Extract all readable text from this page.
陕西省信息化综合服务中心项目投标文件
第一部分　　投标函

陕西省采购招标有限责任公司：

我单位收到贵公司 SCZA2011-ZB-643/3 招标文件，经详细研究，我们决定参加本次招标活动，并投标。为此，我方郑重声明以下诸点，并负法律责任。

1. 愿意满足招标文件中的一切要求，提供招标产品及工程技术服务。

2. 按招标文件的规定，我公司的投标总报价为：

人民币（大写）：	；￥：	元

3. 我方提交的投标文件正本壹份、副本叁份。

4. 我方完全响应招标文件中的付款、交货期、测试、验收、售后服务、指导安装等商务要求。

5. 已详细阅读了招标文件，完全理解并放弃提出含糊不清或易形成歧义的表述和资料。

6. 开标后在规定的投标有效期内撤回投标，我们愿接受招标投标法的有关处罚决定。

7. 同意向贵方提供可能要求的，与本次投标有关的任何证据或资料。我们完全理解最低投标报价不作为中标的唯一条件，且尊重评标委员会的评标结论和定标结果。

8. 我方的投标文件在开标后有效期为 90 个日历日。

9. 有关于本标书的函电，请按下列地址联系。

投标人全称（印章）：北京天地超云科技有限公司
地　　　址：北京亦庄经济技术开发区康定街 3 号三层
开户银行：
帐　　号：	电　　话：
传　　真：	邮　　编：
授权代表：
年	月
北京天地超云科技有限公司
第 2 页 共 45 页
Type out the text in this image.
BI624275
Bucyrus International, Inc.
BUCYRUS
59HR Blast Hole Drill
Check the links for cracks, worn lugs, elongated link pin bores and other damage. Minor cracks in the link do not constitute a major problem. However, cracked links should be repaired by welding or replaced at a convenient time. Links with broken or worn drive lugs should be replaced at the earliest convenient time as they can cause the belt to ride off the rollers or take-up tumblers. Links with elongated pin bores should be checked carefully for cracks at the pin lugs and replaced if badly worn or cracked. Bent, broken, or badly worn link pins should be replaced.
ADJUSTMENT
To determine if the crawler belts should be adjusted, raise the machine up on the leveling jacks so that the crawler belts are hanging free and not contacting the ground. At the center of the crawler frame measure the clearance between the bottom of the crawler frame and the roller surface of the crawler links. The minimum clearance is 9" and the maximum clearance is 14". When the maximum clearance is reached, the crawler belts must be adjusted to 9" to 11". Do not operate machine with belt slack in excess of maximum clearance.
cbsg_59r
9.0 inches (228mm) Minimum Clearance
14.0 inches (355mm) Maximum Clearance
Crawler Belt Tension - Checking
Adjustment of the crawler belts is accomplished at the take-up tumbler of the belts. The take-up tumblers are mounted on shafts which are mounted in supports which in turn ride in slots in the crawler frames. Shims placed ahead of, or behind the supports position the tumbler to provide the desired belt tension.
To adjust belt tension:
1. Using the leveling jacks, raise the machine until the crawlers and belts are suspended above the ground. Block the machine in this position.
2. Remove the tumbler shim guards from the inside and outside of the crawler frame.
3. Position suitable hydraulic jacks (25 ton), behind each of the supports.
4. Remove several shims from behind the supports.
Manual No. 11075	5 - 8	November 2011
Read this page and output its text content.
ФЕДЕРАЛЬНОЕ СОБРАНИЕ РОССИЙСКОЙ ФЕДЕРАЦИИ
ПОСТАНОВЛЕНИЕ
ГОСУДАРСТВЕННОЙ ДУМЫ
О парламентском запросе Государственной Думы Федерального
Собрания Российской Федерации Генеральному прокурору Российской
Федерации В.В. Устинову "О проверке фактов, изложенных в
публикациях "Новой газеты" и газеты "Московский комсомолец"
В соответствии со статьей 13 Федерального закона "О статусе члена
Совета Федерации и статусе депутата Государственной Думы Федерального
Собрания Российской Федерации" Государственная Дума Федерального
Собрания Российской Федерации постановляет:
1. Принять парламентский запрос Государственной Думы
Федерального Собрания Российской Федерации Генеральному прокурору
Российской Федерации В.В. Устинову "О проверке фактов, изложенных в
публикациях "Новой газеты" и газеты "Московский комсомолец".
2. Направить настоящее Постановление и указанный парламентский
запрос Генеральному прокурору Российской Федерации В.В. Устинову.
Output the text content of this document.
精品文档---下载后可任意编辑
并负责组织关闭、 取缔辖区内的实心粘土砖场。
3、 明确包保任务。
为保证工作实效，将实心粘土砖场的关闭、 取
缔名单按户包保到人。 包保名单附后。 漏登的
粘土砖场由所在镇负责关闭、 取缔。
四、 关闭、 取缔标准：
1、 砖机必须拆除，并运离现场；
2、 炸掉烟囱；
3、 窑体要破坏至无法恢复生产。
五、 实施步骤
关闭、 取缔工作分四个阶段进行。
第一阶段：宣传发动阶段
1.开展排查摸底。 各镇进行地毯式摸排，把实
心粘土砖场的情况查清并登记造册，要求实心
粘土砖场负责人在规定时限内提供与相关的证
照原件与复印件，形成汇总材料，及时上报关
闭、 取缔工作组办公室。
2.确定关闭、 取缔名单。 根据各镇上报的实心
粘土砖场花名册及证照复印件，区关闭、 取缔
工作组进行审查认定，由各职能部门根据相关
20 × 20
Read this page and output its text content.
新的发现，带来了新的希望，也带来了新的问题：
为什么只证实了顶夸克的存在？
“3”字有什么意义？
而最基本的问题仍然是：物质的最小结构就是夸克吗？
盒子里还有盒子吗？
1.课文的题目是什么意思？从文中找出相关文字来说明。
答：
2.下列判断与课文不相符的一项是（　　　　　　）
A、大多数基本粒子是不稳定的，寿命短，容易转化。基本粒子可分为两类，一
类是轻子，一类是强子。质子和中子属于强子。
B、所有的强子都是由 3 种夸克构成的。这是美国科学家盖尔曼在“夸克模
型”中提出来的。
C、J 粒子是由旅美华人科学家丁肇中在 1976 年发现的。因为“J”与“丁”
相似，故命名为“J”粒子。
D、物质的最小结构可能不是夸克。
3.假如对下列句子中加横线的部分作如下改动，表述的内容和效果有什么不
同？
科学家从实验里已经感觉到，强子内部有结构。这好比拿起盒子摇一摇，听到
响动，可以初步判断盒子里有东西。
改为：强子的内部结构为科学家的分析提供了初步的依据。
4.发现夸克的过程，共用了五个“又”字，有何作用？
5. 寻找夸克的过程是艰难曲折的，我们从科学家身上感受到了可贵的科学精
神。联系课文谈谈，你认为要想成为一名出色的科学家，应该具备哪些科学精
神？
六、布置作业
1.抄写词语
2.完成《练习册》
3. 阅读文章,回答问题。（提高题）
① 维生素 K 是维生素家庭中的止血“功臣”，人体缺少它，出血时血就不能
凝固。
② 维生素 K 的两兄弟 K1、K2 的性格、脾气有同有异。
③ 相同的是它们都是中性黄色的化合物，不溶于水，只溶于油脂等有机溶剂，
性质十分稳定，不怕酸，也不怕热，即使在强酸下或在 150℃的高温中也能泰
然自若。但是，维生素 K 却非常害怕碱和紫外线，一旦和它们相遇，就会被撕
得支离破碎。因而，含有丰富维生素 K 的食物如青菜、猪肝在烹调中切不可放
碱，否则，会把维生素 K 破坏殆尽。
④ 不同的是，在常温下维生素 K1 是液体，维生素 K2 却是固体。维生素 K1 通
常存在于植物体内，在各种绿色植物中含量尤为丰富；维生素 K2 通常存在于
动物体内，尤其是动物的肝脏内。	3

• [WHAT THE TASK REQUIRES]: Search the lines for "фактов". Copy each line that has it.

• [WORKED SOLUTION]:
Федерации В.В. Устинову "О проверке фактов, изложенных в
Российской Федерации В.В. Устинову "О проверке фактов, изложенных в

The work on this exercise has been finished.